• [Given records]:
________
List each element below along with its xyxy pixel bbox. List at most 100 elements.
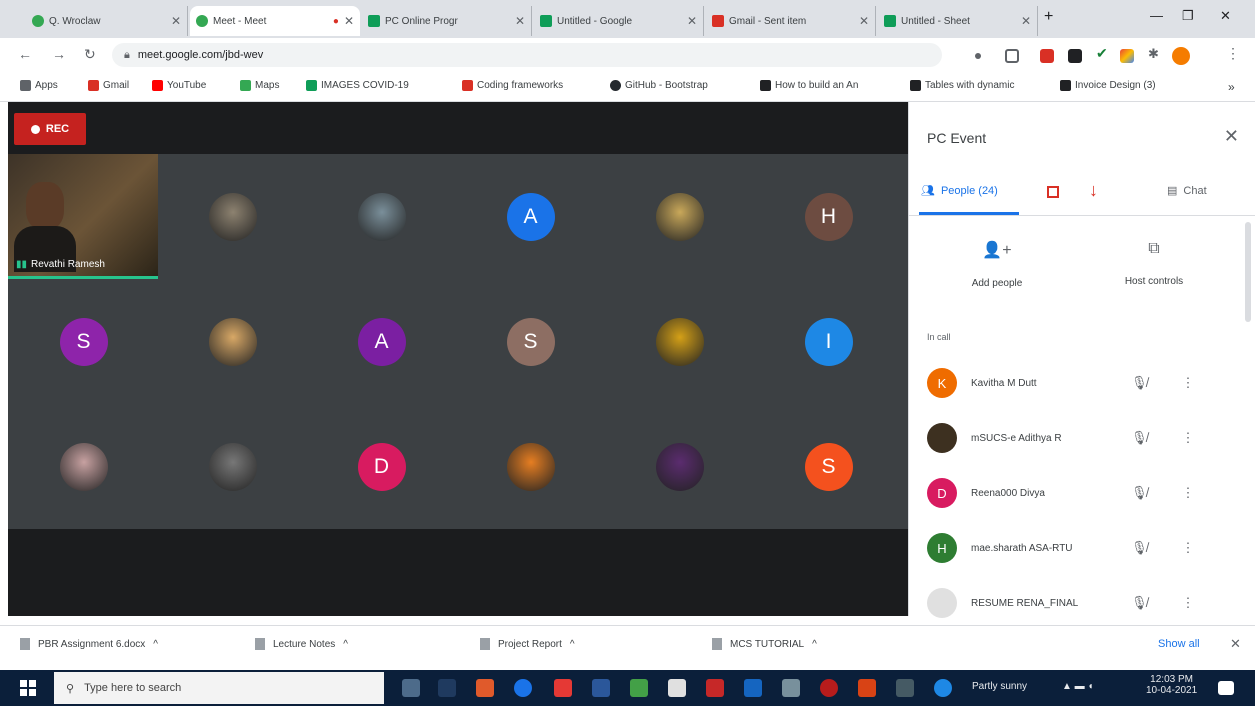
________
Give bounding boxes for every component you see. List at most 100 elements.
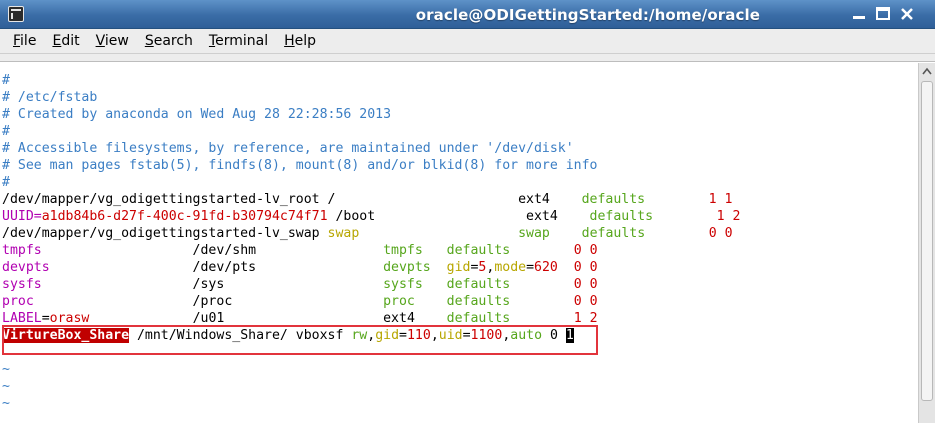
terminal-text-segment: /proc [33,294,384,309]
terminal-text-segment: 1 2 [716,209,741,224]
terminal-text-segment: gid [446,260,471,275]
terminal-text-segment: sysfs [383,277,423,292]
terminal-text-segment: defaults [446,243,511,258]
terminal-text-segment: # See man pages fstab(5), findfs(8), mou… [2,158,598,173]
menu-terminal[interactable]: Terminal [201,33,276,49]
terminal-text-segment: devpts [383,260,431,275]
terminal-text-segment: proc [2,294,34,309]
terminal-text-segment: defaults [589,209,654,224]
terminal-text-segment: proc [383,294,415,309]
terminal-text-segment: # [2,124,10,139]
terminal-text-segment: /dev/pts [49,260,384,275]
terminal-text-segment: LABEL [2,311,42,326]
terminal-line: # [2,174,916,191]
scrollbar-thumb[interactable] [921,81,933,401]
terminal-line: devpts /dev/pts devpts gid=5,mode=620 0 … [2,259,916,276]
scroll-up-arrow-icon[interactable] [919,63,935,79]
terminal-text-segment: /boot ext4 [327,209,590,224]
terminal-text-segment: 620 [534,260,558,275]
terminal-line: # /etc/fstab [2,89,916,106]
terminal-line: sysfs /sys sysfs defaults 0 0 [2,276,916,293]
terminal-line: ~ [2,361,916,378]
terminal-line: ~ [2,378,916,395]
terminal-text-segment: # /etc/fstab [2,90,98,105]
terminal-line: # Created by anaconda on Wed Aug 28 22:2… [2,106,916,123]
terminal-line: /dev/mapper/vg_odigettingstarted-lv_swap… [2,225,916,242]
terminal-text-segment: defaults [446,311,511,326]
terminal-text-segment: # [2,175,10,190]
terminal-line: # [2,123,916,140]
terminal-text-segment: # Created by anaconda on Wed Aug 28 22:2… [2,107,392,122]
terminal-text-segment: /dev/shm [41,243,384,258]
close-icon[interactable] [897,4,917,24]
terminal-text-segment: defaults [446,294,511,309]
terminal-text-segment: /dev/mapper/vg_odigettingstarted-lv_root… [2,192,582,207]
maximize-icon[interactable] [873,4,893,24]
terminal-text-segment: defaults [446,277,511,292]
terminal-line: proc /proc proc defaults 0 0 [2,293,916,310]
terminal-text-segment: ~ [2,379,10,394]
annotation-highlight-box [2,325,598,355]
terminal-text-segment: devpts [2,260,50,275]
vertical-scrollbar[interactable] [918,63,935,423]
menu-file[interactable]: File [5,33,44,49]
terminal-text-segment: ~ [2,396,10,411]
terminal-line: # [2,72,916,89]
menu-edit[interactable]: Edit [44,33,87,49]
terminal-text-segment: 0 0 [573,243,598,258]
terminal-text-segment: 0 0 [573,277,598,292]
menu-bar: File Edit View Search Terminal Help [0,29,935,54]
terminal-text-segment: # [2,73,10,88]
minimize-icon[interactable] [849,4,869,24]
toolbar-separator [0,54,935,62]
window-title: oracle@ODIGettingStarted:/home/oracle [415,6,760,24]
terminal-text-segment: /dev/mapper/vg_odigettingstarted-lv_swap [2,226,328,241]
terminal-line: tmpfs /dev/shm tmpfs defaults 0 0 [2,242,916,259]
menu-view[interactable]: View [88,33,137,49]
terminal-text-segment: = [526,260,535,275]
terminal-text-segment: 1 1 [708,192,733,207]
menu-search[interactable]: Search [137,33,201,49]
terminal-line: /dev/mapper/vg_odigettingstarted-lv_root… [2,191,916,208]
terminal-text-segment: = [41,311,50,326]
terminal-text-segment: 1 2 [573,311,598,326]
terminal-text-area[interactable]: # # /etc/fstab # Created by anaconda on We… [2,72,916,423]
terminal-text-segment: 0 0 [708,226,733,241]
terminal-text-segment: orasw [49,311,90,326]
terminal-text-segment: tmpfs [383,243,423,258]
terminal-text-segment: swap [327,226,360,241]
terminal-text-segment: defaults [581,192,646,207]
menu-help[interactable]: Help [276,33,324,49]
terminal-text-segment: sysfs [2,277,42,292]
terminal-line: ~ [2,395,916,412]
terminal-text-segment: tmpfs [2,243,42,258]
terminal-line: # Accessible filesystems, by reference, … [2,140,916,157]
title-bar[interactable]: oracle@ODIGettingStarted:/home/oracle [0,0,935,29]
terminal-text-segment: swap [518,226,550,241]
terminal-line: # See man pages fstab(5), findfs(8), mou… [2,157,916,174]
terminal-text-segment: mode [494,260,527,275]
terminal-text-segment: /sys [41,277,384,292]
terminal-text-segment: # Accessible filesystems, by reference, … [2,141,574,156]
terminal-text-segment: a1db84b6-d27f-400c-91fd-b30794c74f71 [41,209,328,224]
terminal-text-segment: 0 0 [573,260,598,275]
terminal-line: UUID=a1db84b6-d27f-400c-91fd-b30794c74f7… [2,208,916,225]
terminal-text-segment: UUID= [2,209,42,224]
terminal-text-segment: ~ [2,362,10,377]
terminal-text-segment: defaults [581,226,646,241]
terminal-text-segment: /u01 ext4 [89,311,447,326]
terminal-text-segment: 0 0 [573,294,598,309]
________
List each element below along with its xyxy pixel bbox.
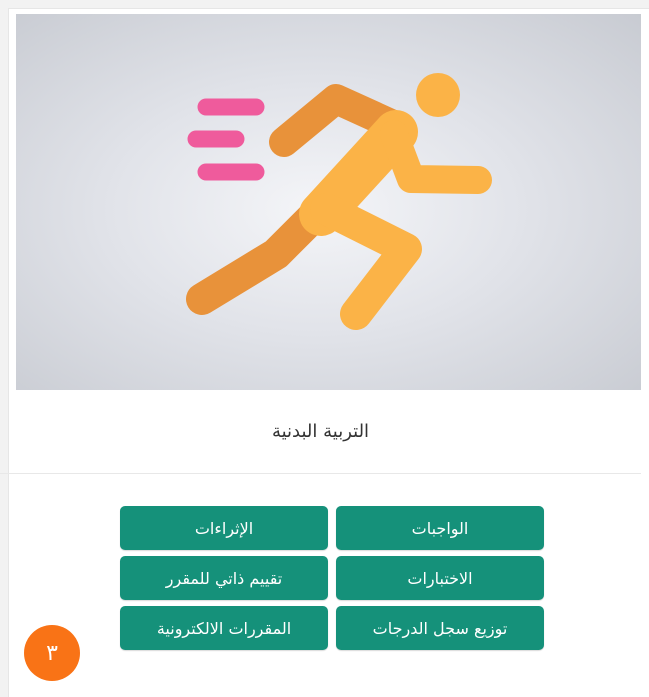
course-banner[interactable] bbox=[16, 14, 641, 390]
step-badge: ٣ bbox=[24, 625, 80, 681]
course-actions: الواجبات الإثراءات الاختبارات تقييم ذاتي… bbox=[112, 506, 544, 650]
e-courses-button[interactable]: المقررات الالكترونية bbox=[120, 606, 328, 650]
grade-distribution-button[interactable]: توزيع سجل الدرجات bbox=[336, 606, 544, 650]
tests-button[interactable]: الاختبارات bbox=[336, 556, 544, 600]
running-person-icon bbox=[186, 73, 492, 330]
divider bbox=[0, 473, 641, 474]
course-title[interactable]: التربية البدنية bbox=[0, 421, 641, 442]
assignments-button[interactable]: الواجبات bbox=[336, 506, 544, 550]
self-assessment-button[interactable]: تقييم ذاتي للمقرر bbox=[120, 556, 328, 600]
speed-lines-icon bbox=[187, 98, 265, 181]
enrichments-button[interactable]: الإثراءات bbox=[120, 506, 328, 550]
________
• [Your objective]: Copy out every line of the entries above that contains the word "List".

• [The solution]:
List each element below along with its xyxy pixel bbox. List at most 100 elements.
Give bounding boxes for every component you see. List at most 100 elements.
List each element below along with its xyxy pixel bbox.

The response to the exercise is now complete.